WORKING DATA
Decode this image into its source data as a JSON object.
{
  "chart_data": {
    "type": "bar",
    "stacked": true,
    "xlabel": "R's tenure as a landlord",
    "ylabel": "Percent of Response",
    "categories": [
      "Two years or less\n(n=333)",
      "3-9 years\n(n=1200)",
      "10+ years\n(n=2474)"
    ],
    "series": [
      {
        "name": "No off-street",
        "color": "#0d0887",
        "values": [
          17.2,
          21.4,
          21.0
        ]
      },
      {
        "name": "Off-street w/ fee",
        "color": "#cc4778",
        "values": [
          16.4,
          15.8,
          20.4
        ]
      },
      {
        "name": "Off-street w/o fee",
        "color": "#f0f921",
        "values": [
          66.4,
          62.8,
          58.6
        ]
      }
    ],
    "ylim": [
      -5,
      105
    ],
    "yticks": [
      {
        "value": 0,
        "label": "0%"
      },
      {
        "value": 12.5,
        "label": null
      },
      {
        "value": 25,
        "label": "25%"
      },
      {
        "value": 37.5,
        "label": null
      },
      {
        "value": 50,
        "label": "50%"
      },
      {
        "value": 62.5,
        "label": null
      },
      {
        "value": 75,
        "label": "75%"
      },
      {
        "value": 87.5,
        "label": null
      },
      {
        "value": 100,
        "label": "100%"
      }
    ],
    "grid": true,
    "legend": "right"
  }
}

DIRECTIVE
Give the data again, exactly as it stands.

WORKED SOLUTION
Decode this image into its source data as a JSON object.
{
  "chart_data": {
    "type": "bar",
    "stacked": true,
    "xlabel": "R's tenure as a landlord",
    "ylabel": "Percent of Response",
    "categories": [
      "Two years or less\n(n=333)",
      "3-9 years\n(n=1200)",
      "10+ years\n(n=2474)"
    ],
    "series": [
      {
        "name": "No off-street",
        "color": "#0d0887",
        "values": [
          17.2,
          21.4,
          21.0
        ]
      },
      {
        "name": "Off-street w/ fee",
        "color": "#cc4778",
        "values": [
          16.4,
          15.8,
          20.4
        ]
      },
      {
        "name": "Off-street w/o fee",
        "color": "#f0f921",
        "values": [
          66.4,
          62.8,
          58.6
        ]
      }
    ],
    "ylim": [
      -5,
      105
    ],
    "yticks": [
      {
        "value": 0,
        "label": "0%"
      },
      {
        "value": 12.5,
        "label": null
      },
      {
        "value": 25,
        "label": "25%"
      },
      {
        "value": 37.5,
        "label": null
      },
      {
        "value": 50,
        "label": "50%"
      },
      {
        "value": 62.5,
        "label": null
      },
      {
        "value": 75,
        "label": "75%"
      },
      {
        "value": 87.5,
        "label": null
      },
      {
        "value": 100,
        "label": "100%"
      }
    ],
    "grid": true,
    "legend": "right"
  }
}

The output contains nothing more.